OBJECTIVE: Count the lines in the records below that contain the string "head". How many are there? Reply with the number alone.

⟨

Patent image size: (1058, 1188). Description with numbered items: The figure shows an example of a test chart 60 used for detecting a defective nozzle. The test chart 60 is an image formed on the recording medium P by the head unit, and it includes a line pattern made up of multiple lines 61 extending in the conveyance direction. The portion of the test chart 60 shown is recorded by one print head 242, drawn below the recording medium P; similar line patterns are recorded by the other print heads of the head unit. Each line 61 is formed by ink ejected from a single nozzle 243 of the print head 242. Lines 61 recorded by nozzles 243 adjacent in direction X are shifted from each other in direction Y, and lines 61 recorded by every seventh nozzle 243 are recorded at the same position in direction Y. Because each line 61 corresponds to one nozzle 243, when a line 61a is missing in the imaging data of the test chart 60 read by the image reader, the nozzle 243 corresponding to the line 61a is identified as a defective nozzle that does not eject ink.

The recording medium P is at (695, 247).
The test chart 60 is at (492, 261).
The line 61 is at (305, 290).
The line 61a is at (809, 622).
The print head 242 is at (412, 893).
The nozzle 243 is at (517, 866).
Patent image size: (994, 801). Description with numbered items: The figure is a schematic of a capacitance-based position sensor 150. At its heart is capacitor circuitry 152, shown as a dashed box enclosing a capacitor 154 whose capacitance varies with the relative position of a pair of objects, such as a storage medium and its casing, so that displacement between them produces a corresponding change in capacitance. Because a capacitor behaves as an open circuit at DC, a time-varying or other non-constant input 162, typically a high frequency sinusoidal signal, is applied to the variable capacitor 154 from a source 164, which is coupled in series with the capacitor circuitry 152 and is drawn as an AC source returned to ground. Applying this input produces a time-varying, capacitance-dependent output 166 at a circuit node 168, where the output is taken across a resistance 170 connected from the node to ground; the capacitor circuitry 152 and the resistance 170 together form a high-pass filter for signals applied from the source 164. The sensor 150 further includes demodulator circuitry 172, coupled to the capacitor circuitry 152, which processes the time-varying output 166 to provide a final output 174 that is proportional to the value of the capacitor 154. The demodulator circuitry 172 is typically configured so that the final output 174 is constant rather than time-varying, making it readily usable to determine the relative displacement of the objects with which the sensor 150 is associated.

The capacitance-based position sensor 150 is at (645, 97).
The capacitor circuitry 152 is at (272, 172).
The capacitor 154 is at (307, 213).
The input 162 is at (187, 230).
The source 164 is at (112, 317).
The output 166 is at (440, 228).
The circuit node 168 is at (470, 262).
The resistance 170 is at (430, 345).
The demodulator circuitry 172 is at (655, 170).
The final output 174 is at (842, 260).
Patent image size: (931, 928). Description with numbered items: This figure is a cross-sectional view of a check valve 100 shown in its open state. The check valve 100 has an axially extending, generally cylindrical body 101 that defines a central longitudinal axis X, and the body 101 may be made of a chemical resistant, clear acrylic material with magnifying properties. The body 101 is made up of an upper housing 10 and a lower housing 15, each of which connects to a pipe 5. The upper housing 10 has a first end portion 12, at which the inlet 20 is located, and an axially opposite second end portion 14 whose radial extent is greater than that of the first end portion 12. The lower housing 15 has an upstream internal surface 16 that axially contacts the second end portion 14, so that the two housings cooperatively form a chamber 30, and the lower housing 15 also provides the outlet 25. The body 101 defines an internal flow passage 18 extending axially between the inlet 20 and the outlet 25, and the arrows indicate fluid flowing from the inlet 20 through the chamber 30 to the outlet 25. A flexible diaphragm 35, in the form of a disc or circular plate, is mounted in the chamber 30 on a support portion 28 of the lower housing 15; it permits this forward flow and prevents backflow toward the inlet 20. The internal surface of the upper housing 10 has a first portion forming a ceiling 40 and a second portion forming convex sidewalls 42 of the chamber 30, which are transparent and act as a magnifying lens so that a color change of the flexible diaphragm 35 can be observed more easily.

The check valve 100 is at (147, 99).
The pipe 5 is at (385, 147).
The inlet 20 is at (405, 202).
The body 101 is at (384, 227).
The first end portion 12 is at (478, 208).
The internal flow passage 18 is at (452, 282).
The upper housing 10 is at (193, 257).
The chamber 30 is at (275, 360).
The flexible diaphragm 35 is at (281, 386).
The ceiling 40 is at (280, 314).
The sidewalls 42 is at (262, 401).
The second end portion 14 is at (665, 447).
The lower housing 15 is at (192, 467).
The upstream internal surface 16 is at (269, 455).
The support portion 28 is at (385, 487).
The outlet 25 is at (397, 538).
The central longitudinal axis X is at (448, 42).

⟩

ANSWER TO THIS TASK: 2